» **Exercise task**: All of the records below should be output exactly.

» **Stored rows**:
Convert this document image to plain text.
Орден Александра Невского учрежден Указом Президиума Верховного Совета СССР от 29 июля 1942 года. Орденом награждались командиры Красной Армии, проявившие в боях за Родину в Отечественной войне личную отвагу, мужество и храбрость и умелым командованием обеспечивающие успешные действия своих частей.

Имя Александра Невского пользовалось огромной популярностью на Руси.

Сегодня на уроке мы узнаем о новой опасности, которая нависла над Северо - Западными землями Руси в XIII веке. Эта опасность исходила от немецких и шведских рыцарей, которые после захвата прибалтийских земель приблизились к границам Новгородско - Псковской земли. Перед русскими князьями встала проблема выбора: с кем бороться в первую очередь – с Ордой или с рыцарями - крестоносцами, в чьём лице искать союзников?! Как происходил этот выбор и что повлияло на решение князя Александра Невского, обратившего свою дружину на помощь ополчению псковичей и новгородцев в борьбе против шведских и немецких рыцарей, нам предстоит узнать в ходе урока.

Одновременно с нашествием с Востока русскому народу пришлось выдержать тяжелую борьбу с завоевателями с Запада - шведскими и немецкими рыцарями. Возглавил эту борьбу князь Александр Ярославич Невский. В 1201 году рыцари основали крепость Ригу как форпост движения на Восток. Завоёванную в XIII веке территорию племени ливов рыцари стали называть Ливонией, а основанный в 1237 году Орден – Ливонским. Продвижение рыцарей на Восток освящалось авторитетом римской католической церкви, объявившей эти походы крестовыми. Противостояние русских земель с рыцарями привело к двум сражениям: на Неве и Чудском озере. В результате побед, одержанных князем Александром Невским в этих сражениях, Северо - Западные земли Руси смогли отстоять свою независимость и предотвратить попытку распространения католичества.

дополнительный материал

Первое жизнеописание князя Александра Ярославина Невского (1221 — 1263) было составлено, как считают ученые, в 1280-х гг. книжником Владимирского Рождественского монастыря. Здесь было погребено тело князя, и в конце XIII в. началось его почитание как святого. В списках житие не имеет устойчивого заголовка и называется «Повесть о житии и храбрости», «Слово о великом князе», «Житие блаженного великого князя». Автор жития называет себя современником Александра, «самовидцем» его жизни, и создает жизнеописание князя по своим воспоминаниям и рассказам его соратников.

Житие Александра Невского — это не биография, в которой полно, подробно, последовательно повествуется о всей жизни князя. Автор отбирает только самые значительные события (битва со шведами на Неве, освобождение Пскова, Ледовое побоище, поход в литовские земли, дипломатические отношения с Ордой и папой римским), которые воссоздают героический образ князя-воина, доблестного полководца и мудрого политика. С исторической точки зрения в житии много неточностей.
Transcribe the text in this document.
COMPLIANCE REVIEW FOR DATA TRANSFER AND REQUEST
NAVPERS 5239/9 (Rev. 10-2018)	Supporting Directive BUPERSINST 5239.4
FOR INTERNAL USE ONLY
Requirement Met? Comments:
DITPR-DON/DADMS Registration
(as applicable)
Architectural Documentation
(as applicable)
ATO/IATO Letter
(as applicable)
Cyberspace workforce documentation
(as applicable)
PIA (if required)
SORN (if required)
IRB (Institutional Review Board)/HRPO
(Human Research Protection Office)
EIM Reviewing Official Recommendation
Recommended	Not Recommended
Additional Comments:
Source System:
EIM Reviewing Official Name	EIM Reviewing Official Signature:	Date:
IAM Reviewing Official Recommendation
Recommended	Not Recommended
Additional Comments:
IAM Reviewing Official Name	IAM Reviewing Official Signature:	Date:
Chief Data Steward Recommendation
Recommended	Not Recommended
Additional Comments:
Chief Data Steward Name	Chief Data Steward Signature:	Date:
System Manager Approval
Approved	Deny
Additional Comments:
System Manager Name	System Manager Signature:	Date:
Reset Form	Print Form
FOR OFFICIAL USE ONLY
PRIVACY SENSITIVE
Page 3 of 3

» **Full answer**:
Convert this document image to plain text.
Орден Александра Невского учрежден Указом Президиума Верховного Совета СССР от 29 июля 1942 года. Орденом награждались командиры Красной Армии, проявившие в боях за Родину в Отечественной войне личную отвагу, мужество и храбрость и умелым командованием обеспечивающие успешные действия своих частей.

Имя Александра Невского пользовалось огромной популярностью на Руси.

Сегодня на уроке мы узнаем о новой опасности, которая нависла над Северо - Западными землями Руси в XIII веке. Эта опасность исходила от немецких и шведских рыцарей, которые после захвата прибалтийских земель приблизились к границам Новгородско - Псковской земли. Перед русскими князьями встала проблема выбора: с кем бороться в первую очередь – с Ордой или с рыцарями - крестоносцами, в чьём лице искать союзников?! Как происходил этот выбор и что повлияло на решение князя Александра Невского, обратившего свою дружину на помощь ополчению псковичей и новгородцев в борьбе против шведских и немецких рыцарей, нам предстоит узнать в ходе урока.

Одновременно с нашествием с Востока русскому народу пришлось выдержать тяжелую борьбу с завоевателями с Запада - шведскими и немецкими рыцарями. Возглавил эту борьбу князь Александр Ярославич Невский. В 1201 году рыцари основали крепость Ригу как форпост движения на Восток. Завоёванную в XIII веке территорию племени ливов рыцари стали называть Ливонией, а основанный в 1237 году Орден – Ливонским. Продвижение рыцарей на Восток освящалось авторитетом римской католической церкви, объявившей эти походы крестовыми. Противостояние русских земель с рыцарями привело к двум сражениям: на Неве и Чудском озере. В результате побед, одержанных князем Александром Невским в этих сражениях, Северо - Западные земли Руси смогли отстоять свою независимость и предотвратить попытку распространения католичества.

дополнительный материал

Первое жизнеописание князя Александра Ярославина Невского (1221 — 1263) было составлено, как считают ученые, в 1280-х гг. книжником Владимирского Рождественского монастыря. Здесь было погребено тело князя, и в конце XIII в. началось его почитание как святого. В списках житие не имеет устойчивого заголовка и называется «Повесть о житии и храбрости», «Слово о великом князе», «Житие блаженного великого князя». Автор жития называет себя современником Александра, «самовидцем» его жизни, и создает жизнеописание князя по своим воспоминаниям и рассказам его соратников.

Житие Александра Невского — это не биография, в которой полно, подробно, последовательно повествуется о всей жизни князя. Автор отбирает только самые значительные события (битва со шведами на Неве, освобождение Пскова, Ледовое побоище, поход в литовские земли, дипломатические отношения с Ордой и папой римским), которые воссоздают героический образ князя-воина, доблестного полководца и мудрого политика. С исторической точки зрения в житии много неточностей.
Transcribe the text in this document.
COMPLIANCE REVIEW FOR DATA TRANSFER AND REQUEST
NAVPERS 5239/9 (Rev. 10-2018)	Supporting Directive BUPERSINST 5239.4
FOR INTERNAL USE ONLY
Requirement Met? Comments:
DITPR-DON/DADMS Registration
(as applicable)
Architectural Documentation
(as applicable)
ATO/IATO Letter
(as applicable)
Cyberspace workforce documentation
(as applicable)
PIA (if required)
SORN (if required)
IRB (Institutional Review Board)/HRPO
(Human Research Protection Office)
EIM Reviewing Official Recommendation
Recommended	Not Recommended
Additional Comments:
Source System:
EIM Reviewing Official Name	EIM Reviewing Official Signature:	Date:
IAM Reviewing Official Recommendation
Recommended	Not Recommended
Additional Comments:
IAM Reviewing Official Name	IAM Reviewing Official Signature:	Date:
Chief Data Steward Recommendation
Recommended	Not Recommended
Additional Comments:
Chief Data Steward Name	Chief Data Steward Signature:	Date:
System Manager Approval
Approved	Deny
Additional Comments:
System Manager Name	System Manager Signature:	Date:
Reset Form	Print Form
FOR OFFICIAL USE ONLY
PRIVACY SENSITIVE
Page 3 of 3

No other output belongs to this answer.